**Provided material**
---*---
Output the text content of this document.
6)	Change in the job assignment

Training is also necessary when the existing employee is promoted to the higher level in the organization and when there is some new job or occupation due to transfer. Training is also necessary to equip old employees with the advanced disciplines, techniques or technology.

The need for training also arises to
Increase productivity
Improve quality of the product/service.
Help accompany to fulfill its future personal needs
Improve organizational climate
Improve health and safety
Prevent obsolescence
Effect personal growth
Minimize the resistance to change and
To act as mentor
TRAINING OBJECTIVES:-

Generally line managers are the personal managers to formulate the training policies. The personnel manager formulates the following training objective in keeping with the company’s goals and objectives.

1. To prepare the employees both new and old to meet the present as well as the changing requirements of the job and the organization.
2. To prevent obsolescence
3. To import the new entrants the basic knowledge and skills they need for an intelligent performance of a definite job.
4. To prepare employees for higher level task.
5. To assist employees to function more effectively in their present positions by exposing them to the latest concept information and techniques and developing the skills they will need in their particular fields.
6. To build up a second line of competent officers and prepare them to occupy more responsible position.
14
---*---
**Aim**
From the data above, copy each line where the string "more" appears.

**Exercise result**
5. To assist employees to function more effectively in their present positions by exposing them to the latest concept information and techniques and developing the skills they will need in their particular fields.
6. To build up a second line of competent officers and prepare them to occupy more responsible position.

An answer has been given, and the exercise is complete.